## GIVEN EXERCISE
Leave out the pictures and return every entry exactly as it appears.

## DATA IN THIS EXERCISE
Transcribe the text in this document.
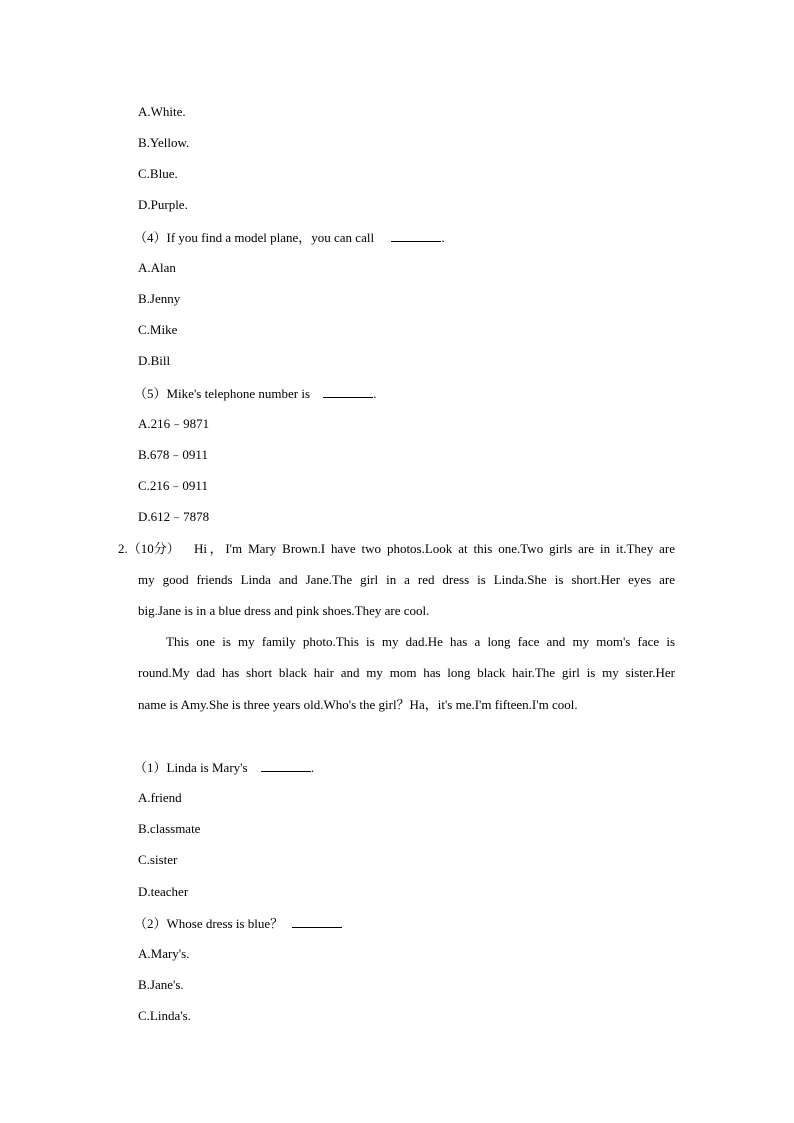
A.White.
B.Yellow.
C.Blue.
D.Purple.
（4）If you find a model plane，you can call	.
A.Alan
B.Jenny
C.Mike
D.Bill
（5）Mike's telephone number is	.
A.216﹣9871
B.678﹣0911
C.216﹣0911
D.612﹣7878
2.（10分） Hi，I'm Mary Brown.I have two photos.Look at this one.Two girls are in it.They are
my good friends Linda and Jane.The girl in a red dress is Linda.She is short.Her eyes are
big.Jane is in a blue dress and pink shoes.They are cool.
This one is my family photo.This is my dad.He has a long face and my mom's face is
round.My dad has short black hair and my mom has long black hair.The girl is my sister.Her
name is Amy.She is three years old.Who's the girl？Ha，it's me.I'm fifteen.I'm cool.
（1）Linda is Mary's	.
A.friend
B.classmate
C.sister
D.teacher
（2）Whose dress is blue？
A.Mary's.
B.Jane's.
C.Linda's.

## FULL OUTPUT
Transcribe the text in this document.
A.White.
B.Yellow.
C.Blue.
D.Purple.
（4）If you find a model plane，you can call	.
A.Alan
B.Jenny
C.Mike
D.Bill
（5）Mike's telephone number is	.
A.216﹣9871
B.678﹣0911
C.216﹣0911
D.612﹣7878
2.（10分） Hi，I'm Mary Brown.I have two photos.Look at this one.Two girls are in it.They are
my good friends Linda and Jane.The girl in a red dress is Linda.She is short.Her eyes are
big.Jane is in a blue dress and pink shoes.They are cool.
This one is my family photo.This is my dad.He has a long face and my mom's face is
round.My dad has short black hair and my mom has long black hair.The girl is my sister.Her
name is Amy.She is three years old.Who's the girl？Ha，it's me.I'm fifteen.I'm cool.
（1）Linda is Mary's	.
A.friend
B.classmate
C.sister
D.teacher
（2）Whose dress is blue？
A.Mary's.
B.Jane's.
C.Linda's.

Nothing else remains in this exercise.